*Exercices*.
1. Recopiez l'extrait sur la réforme du mode de scrutin en commençant par «Daniel Turp croit» et en allant jusqu'à «scrutin une priorité.».
2. Résumez en deux phrases l'extrait sur la réforme du mode de scrutin.

Les électeurs auraient voté deux fois: une fois pour élire un député de circonscription, comme c’est le cas actuellement, et une deuxième fois pour élire des députés régionaux. 

AFP
AFP

Les résultats des élections d’hier auraient d’ailleurs été bien différents si la CAQ avait tenu parole, selon une simulation faite par Radio-Canada. La formation de François Legault aurait fait élire 75 députés, soit 15 de moins. Le PLQ aurait obtenu cinq sièges de moins, soit 16 plutôt que 21. Québec solidaire aurait faire élire trois députés de plus pour un total de 14. Le Parti Québécois aurait plus que triplé son nombre de députés en passant de trois à dix. Les conservateurs d’Éric Duhaime auraient finalement obtenu dix députés au lieu de zéro. 

Daniel Turp croit qu'il revient maintenant aux citoyens de faire pression sur les partis d’opposition et sur le gouvernement de la CAQ afin de faire de la réforme du scrutin une priorité.

*Données*.
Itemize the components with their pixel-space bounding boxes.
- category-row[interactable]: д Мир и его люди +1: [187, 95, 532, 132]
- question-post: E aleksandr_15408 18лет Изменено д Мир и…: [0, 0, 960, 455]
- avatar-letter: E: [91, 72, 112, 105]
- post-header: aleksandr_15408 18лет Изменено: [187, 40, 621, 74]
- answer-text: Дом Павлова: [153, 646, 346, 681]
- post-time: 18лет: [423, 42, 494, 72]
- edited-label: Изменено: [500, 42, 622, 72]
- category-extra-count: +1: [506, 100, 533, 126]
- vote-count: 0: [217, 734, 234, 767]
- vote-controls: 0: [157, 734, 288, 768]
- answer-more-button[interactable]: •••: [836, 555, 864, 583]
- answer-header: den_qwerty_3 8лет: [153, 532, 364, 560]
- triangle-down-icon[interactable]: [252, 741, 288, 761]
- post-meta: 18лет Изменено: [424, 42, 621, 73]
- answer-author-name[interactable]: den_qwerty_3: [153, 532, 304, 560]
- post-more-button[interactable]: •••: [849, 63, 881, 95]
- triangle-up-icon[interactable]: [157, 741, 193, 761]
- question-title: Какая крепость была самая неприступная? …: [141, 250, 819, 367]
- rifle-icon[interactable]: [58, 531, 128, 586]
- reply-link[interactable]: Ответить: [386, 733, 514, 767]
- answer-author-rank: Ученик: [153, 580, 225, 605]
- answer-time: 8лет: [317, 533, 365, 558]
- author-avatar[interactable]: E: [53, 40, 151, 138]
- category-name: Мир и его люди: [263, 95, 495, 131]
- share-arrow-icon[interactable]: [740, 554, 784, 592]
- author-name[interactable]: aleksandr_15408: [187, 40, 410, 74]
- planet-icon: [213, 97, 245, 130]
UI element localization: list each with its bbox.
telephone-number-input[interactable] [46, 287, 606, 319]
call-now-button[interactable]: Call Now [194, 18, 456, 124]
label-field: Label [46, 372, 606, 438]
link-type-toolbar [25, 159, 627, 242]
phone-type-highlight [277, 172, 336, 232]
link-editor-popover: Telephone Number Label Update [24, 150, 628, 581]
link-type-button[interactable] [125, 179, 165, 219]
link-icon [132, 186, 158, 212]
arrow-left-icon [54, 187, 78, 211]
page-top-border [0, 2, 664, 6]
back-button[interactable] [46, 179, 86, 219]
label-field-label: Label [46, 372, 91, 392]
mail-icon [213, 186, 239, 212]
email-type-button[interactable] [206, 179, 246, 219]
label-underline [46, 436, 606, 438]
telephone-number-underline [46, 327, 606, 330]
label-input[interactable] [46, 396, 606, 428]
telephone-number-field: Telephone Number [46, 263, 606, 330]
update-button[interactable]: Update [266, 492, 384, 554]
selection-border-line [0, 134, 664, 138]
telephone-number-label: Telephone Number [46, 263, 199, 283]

*Corrigé*.
1.
Daniel Turp croit qu'il revient maintenant aux citoyens de faire pression sur les partis d’opposition et sur le gouvernement de la CAQ afin de faire de la réforme du scrutin une priorité.

2. Selon une simulation de Radio-Canada, les résultats des élections d'hier auraient été bien différents si la CAQ avait tenu parole : elle aurait fait élire 75 députés, soit 15 de moins, le Parti Québécois serait passé de trois à dix députés et les conservateurs d'Éric Duhaime en auraient obtenu dix au lieu de zéro. Daniel Turp croit qu'il revient maintenant aux citoyens de faire pression sur les partis d'opposition et sur le gouvernement de la CAQ pour faire de la réforme du scrutin une priorité.